- Goal -
Switch every occurrence of "sample-point" in the rows below to "scatter-point", and reproduce all lines with nothing else altered.

(Element box annotations)
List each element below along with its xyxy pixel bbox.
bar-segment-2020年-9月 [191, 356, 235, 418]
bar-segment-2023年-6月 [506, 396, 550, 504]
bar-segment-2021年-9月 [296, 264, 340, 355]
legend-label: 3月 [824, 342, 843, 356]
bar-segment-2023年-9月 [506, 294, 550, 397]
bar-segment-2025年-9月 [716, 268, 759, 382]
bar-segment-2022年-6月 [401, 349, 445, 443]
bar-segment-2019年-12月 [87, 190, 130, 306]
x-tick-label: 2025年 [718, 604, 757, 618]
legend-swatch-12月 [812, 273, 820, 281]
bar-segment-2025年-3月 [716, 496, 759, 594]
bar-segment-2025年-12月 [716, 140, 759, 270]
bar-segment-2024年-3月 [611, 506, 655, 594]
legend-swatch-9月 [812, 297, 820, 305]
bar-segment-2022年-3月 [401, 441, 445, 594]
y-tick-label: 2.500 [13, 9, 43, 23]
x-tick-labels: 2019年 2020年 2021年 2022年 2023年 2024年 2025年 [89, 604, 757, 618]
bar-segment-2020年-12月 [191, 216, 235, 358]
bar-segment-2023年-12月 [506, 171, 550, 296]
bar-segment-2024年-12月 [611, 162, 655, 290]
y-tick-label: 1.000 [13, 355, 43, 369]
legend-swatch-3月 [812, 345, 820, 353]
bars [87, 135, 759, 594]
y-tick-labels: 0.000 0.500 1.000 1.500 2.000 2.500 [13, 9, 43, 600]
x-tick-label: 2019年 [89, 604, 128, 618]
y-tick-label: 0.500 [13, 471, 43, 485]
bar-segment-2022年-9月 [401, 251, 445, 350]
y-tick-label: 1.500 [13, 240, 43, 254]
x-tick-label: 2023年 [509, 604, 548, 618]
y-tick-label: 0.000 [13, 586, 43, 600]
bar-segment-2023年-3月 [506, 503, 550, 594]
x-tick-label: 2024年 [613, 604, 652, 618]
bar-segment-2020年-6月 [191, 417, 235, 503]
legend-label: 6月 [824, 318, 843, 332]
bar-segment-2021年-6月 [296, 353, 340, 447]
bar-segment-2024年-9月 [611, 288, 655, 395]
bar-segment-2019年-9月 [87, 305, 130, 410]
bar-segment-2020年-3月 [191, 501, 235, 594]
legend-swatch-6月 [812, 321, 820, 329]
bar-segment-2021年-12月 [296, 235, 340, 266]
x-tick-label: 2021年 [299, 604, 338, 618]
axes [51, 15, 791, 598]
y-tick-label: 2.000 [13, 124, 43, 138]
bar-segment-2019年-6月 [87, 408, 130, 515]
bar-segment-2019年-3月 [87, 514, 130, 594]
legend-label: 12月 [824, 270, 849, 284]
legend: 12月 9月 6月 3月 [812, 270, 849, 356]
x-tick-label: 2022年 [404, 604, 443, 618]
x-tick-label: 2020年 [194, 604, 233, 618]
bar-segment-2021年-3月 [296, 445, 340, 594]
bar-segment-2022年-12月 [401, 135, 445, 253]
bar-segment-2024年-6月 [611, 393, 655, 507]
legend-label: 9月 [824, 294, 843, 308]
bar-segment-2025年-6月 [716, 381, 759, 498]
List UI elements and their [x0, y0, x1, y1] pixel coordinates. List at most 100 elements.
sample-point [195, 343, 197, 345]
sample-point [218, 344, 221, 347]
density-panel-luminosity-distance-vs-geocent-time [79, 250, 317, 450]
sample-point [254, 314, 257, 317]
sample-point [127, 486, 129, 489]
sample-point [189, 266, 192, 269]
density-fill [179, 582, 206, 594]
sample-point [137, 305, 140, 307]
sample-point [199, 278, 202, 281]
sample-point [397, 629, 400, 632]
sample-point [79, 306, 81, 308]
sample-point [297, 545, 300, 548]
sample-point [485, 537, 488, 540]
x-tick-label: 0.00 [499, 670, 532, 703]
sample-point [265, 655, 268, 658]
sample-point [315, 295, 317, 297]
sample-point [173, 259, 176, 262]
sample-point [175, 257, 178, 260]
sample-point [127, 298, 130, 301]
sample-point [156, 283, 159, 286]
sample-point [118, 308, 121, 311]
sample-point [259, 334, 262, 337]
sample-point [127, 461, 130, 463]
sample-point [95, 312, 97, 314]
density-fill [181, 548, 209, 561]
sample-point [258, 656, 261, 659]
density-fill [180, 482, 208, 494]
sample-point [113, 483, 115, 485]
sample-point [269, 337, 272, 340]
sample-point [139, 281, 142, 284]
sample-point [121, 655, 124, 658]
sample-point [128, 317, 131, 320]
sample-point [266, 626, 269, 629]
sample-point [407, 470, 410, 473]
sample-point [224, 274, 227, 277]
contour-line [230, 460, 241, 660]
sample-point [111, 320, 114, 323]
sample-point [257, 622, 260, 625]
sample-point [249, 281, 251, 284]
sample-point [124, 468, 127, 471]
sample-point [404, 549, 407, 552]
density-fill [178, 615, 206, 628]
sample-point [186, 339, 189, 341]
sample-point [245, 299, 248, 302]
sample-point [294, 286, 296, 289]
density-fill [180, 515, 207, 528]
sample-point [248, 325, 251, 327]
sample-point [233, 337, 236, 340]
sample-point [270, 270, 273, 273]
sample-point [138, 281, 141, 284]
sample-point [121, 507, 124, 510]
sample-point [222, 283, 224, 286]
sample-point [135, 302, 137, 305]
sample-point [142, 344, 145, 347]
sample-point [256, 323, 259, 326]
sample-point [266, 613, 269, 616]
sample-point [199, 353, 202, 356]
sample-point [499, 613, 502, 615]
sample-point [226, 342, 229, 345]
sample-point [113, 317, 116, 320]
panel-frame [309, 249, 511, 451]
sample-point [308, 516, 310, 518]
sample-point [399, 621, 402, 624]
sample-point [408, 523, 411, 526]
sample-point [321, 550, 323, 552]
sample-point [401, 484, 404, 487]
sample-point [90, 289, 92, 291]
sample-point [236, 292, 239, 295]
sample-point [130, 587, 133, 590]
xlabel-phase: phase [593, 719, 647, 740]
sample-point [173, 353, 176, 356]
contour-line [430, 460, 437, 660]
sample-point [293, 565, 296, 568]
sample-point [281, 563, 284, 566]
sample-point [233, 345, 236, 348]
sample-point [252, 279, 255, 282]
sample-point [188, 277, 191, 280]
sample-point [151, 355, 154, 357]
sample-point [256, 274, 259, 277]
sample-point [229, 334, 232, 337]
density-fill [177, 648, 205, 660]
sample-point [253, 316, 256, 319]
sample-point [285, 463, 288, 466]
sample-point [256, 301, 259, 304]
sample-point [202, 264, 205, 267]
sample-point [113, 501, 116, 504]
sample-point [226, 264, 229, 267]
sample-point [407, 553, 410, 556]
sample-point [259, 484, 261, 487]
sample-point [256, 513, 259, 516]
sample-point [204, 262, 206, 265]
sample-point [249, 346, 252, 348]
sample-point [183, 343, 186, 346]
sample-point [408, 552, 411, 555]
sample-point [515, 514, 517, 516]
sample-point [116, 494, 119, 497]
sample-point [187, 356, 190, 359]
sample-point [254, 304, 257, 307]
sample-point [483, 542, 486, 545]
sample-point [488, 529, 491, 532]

- Expected answer -
List each element below along with its xyxy pixel bbox.
bar-segment-2020年-9月 [191, 356, 235, 418]
bar-segment-2023年-6月 [506, 396, 550, 504]
bar-segment-2021年-9月 [296, 264, 340, 355]
legend-label: 3月 [824, 342, 843, 356]
bar-segment-2023年-9月 [506, 294, 550, 397]
bar-segment-2025年-9月 [716, 268, 759, 382]
bar-segment-2022年-6月 [401, 349, 445, 443]
bar-segment-2019年-12月 [87, 190, 130, 306]
x-tick-label: 2025年 [718, 604, 757, 618]
legend-swatch-12月 [812, 273, 820, 281]
bar-segment-2025年-3月 [716, 496, 759, 594]
bar-segment-2025年-12月 [716, 140, 759, 270]
bar-segment-2024年-3月 [611, 506, 655, 594]
legend-swatch-9月 [812, 297, 820, 305]
bar-segment-2022年-3月 [401, 441, 445, 594]
y-tick-label: 2.500 [13, 9, 43, 23]
x-tick-labels: 2019年 2020年 2021年 2022年 2023年 2024年 2025年 [89, 604, 757, 618]
bar-segment-2020年-12月 [191, 216, 235, 358]
bar-segment-2023年-12月 [506, 171, 550, 296]
bar-segment-2024年-12月 [611, 162, 655, 290]
y-tick-label: 1.000 [13, 355, 43, 369]
legend-swatch-3月 [812, 345, 820, 353]
bars [87, 135, 759, 594]
y-tick-labels: 0.000 0.500 1.000 1.500 2.000 2.500 [13, 9, 43, 600]
x-tick-label: 2019年 [89, 604, 128, 618]
y-tick-label: 0.500 [13, 471, 43, 485]
bar-segment-2022年-9月 [401, 251, 445, 350]
y-tick-label: 1.500 [13, 240, 43, 254]
x-tick-label: 2023年 [509, 604, 548, 618]
y-tick-label: 0.000 [13, 586, 43, 600]
bar-segment-2023年-3月 [506, 503, 550, 594]
x-tick-label: 2024年 [613, 604, 652, 618]
bar-segment-2020年-6月 [191, 417, 235, 503]
legend-label: 6月 [824, 318, 843, 332]
bar-segment-2021年-6月 [296, 353, 340, 447]
bar-segment-2024年-9月 [611, 288, 655, 395]
bar-segment-2019年-9月 [87, 305, 130, 410]
bar-segment-2020年-3月 [191, 501, 235, 594]
legend-swatch-6月 [812, 321, 820, 329]
bar-segment-2021年-12月 [296, 235, 340, 266]
x-tick-label: 2021年 [299, 604, 338, 618]
axes [51, 15, 791, 598]
y-tick-label: 2.000 [13, 124, 43, 138]
bar-segment-2019年-6月 [87, 408, 130, 515]
bar-segment-2019年-3月 [87, 514, 130, 594]
legend-label: 12月 [824, 270, 849, 284]
legend: 12月 9月 6月 3月 [812, 270, 849, 356]
x-tick-label: 2022年 [404, 604, 443, 618]
x-tick-label: 2020年 [194, 604, 233, 618]
bar-segment-2021年-3月 [296, 445, 340, 594]
bar-segment-2022年-12月 [401, 135, 445, 253]
bar-segment-2024年-6月 [611, 393, 655, 507]
legend-label: 9月 [824, 294, 843, 308]
bar-segment-2025年-6月 [716, 381, 759, 498]
List UI elements and their [x0, y0, x1, y1] pixel coordinates. List at most 100 elements.
scatter-point [195, 343, 197, 345]
scatter-point [218, 344, 221, 347]
density-panel-luminosity-distance-vs-geocent-time [79, 250, 317, 450]
scatter-point [254, 314, 257, 317]
scatter-point [127, 486, 129, 489]
scatter-point [189, 266, 192, 269]
density-fill [179, 582, 206, 594]
scatter-point [137, 305, 140, 307]
scatter-point [199, 278, 202, 281]
scatter-point [397, 629, 400, 632]
scatter-point [79, 306, 81, 308]
scatter-point [297, 545, 300, 548]
scatter-point [485, 537, 488, 540]
x-tick-label: 0.00 [499, 670, 532, 703]
scatter-point [265, 655, 268, 658]
scatter-point [315, 295, 317, 297]
scatter-point [173, 259, 176, 262]
scatter-point [175, 257, 178, 260]
scatter-point [127, 298, 130, 301]
scatter-point [156, 283, 159, 286]
scatter-point [118, 308, 121, 311]
scatter-point [259, 334, 262, 337]
scatter-point [127, 461, 130, 463]
scatter-point [95, 312, 97, 314]
density-fill [181, 548, 209, 561]
scatter-point [258, 656, 261, 659]
density-fill [180, 482, 208, 494]
scatter-point [113, 483, 115, 485]
scatter-point [269, 337, 272, 340]
scatter-point [139, 281, 142, 284]
scatter-point [121, 655, 124, 658]
scatter-point [128, 317, 131, 320]
scatter-point [266, 626, 269, 629]
scatter-point [407, 470, 410, 473]
scatter-point [224, 274, 227, 277]
contour-line [230, 460, 241, 660]
scatter-point [111, 320, 114, 323]
scatter-point [257, 622, 260, 625]
scatter-point [249, 281, 251, 284]
scatter-point [124, 468, 127, 471]
scatter-point [404, 549, 407, 552]
density-fill [178, 615, 206, 628]
scatter-point [186, 339, 189, 341]
scatter-point [245, 299, 248, 302]
scatter-point [294, 286, 296, 289]
density-fill [180, 515, 207, 528]
scatter-point [248, 325, 251, 327]
scatter-point [233, 337, 236, 340]
scatter-point [270, 270, 273, 273]
scatter-point [138, 281, 141, 284]
scatter-point [121, 507, 124, 510]
scatter-point [222, 283, 224, 286]
scatter-point [135, 302, 137, 305]
scatter-point [142, 344, 145, 347]
scatter-point [256, 323, 259, 326]
scatter-point [266, 613, 269, 616]
scatter-point [199, 353, 202, 356]
scatter-point [499, 613, 502, 615]
scatter-point [226, 342, 229, 345]
scatter-point [113, 317, 116, 320]
panel-frame [309, 249, 511, 451]
scatter-point [308, 516, 310, 518]
scatter-point [399, 621, 402, 624]
scatter-point [408, 523, 411, 526]
scatter-point [321, 550, 323, 552]
scatter-point [401, 484, 404, 487]
scatter-point [90, 289, 92, 291]
scatter-point [236, 292, 239, 295]
scatter-point [130, 587, 133, 590]
xlabel-phase: phase [593, 719, 647, 740]
scatter-point [173, 353, 176, 356]
contour-line [430, 460, 437, 660]
scatter-point [293, 565, 296, 568]
scatter-point [281, 563, 284, 566]
scatter-point [233, 345, 236, 348]
scatter-point [252, 279, 255, 282]
scatter-point [188, 277, 191, 280]
scatter-point [151, 355, 154, 357]
scatter-point [256, 274, 259, 277]
scatter-point [229, 334, 232, 337]
density-fill [177, 648, 205, 660]
scatter-point [253, 316, 256, 319]
scatter-point [285, 463, 288, 466]
scatter-point [256, 301, 259, 304]
scatter-point [202, 264, 205, 267]
scatter-point [113, 501, 116, 504]
scatter-point [226, 264, 229, 267]
scatter-point [407, 553, 410, 556]
scatter-point [259, 484, 261, 487]
scatter-point [256, 513, 259, 516]
scatter-point [204, 262, 206, 265]
scatter-point [249, 346, 252, 348]
scatter-point [183, 343, 186, 346]
scatter-point [408, 552, 411, 555]
scatter-point [515, 514, 517, 516]
scatter-point [116, 494, 119, 497]
scatter-point [187, 356, 190, 359]
scatter-point [254, 304, 257, 307]
scatter-point [483, 542, 486, 545]
scatter-point [488, 529, 491, 532]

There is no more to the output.